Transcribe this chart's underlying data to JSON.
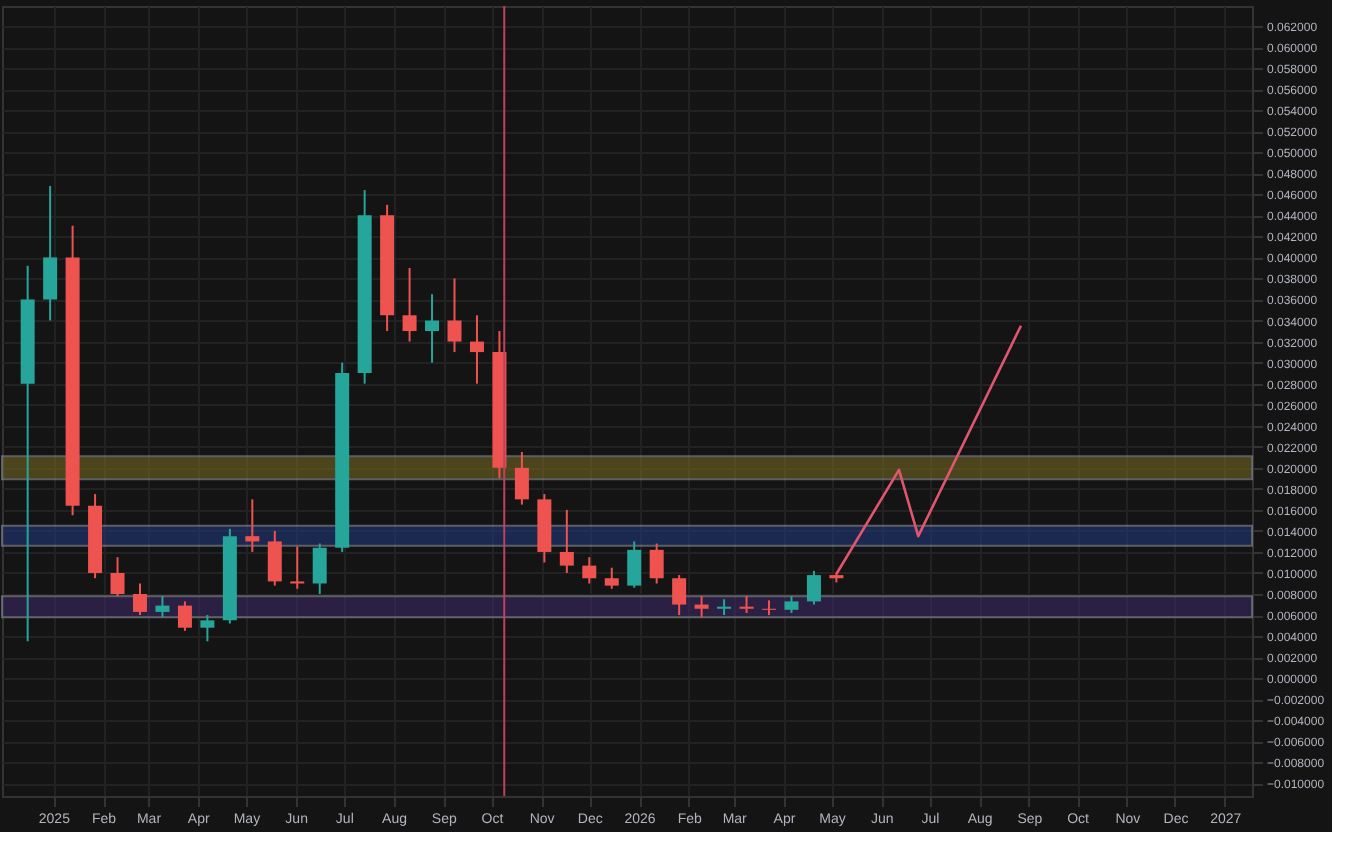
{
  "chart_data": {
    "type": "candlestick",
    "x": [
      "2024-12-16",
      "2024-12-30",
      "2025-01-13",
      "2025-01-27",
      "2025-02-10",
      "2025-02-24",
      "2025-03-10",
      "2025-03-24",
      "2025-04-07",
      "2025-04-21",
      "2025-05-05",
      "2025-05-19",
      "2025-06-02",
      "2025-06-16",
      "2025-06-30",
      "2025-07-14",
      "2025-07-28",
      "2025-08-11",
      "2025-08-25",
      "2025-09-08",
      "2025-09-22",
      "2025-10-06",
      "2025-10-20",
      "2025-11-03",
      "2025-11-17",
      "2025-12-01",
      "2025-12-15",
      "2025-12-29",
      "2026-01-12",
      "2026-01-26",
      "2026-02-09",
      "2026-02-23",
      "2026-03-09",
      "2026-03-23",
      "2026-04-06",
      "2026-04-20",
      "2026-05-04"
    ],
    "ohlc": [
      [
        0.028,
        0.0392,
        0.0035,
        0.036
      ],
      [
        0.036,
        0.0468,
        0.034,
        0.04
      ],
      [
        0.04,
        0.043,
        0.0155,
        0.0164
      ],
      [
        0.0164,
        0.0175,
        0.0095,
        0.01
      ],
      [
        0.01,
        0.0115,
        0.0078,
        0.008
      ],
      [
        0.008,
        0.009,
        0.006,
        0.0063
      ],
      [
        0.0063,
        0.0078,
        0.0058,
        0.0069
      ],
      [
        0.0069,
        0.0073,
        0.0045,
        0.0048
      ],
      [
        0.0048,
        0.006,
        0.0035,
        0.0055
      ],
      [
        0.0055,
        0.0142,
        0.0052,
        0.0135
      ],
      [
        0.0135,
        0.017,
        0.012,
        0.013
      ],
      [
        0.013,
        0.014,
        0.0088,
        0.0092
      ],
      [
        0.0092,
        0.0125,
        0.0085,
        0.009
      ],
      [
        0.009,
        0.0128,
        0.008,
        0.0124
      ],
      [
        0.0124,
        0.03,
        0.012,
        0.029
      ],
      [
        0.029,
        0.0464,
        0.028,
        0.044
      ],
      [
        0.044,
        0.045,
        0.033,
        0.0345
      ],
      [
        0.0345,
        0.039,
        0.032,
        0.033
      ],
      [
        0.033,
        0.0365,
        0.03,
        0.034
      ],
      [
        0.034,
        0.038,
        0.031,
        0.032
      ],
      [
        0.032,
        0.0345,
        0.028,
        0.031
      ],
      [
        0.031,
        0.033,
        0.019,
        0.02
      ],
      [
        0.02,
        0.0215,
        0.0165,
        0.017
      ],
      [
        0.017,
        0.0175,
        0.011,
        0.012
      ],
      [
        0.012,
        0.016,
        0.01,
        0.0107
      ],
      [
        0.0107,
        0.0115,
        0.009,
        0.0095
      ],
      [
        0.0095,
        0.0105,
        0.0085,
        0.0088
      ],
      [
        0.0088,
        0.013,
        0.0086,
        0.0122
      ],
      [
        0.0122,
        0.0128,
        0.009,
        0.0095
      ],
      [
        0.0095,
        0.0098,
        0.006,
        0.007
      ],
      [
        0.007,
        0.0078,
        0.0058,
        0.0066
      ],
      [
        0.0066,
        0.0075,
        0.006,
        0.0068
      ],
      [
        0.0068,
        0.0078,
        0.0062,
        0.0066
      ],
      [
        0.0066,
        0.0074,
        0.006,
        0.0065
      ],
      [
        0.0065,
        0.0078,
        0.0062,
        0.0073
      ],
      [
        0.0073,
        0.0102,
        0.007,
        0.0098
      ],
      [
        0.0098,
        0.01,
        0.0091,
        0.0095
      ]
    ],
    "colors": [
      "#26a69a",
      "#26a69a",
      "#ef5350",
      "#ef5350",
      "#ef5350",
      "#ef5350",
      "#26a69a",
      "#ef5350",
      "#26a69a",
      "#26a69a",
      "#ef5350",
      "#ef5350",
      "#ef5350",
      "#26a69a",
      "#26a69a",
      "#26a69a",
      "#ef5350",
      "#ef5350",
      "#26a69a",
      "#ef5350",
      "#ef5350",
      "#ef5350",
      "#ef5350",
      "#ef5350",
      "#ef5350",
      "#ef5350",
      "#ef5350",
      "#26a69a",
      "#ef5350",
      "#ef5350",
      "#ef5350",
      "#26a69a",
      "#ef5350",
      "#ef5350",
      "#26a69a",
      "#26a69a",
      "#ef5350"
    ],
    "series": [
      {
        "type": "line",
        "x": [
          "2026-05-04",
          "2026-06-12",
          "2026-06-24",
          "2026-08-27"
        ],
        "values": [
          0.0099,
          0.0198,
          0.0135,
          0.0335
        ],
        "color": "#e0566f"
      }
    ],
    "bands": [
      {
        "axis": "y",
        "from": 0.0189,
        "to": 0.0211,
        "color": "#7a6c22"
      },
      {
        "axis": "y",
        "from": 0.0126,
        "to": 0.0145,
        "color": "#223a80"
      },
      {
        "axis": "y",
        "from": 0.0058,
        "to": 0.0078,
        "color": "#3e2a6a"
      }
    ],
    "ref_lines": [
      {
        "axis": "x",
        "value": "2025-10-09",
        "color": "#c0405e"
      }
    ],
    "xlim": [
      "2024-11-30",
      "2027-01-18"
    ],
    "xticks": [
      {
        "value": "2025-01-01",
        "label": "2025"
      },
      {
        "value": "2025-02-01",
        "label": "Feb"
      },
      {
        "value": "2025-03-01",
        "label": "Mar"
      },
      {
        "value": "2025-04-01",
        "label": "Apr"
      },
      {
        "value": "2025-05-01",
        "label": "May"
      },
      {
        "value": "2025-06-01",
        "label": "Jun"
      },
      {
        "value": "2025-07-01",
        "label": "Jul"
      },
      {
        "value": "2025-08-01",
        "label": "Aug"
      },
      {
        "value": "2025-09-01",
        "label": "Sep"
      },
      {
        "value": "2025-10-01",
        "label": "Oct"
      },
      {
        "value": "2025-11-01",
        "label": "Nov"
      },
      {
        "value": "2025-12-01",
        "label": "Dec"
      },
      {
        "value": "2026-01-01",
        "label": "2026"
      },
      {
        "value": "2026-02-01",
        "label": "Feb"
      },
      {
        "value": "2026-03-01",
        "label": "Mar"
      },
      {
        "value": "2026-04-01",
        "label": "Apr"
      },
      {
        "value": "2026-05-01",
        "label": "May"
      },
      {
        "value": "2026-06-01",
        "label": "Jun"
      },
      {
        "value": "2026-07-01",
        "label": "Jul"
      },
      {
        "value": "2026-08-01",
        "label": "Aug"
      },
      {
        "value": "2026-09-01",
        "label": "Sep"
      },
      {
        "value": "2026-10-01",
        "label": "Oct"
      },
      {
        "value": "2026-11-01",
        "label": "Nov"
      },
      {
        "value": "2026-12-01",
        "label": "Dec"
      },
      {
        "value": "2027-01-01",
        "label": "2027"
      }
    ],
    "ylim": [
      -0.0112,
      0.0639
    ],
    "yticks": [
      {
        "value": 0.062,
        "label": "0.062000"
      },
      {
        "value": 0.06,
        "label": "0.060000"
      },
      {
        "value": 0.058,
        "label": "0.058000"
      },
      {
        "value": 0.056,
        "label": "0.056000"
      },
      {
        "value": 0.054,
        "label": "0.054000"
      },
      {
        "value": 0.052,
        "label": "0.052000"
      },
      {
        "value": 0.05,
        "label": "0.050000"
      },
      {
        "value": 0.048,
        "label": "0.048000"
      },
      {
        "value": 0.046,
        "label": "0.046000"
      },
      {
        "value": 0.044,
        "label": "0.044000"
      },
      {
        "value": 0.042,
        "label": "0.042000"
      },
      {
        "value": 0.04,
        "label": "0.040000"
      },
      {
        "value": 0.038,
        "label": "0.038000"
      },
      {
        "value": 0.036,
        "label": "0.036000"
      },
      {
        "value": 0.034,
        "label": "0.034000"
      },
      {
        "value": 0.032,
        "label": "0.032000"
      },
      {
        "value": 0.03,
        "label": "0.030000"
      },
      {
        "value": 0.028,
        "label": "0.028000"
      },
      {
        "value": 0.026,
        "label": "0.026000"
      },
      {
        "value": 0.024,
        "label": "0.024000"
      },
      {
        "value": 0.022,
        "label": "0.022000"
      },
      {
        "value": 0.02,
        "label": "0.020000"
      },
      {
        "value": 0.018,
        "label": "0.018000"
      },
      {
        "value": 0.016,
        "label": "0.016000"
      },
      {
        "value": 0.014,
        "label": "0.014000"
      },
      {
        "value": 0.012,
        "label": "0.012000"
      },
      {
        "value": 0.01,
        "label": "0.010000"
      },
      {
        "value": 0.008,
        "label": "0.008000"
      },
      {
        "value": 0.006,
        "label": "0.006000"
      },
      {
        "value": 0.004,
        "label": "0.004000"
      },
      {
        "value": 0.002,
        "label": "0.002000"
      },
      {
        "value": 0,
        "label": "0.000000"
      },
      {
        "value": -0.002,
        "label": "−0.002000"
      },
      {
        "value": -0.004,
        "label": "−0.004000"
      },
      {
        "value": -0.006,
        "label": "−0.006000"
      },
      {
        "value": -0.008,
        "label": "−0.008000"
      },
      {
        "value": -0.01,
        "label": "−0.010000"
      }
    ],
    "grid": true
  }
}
▬▬▬▬▬▬
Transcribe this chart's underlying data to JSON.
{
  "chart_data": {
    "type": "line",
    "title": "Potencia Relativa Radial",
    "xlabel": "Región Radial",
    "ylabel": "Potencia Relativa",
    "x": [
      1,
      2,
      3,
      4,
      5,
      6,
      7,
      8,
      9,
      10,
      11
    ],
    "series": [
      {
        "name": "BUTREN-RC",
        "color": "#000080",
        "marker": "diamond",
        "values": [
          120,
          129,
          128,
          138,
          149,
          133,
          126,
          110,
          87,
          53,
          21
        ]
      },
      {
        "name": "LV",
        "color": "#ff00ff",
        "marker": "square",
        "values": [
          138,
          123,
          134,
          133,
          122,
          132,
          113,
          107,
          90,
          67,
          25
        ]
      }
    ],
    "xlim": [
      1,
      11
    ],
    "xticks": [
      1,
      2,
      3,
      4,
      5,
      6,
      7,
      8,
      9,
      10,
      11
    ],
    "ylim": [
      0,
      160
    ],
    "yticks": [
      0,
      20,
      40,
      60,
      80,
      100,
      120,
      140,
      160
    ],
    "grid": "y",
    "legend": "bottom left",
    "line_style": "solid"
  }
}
▬▬▬▬▬▬
**To be done**: From the data, list each line in which the string "Potencia" appears.

**Exercise answer**:
    "title": "Potencia Relativa Radial",
    "ylabel": "Potencia Relativa",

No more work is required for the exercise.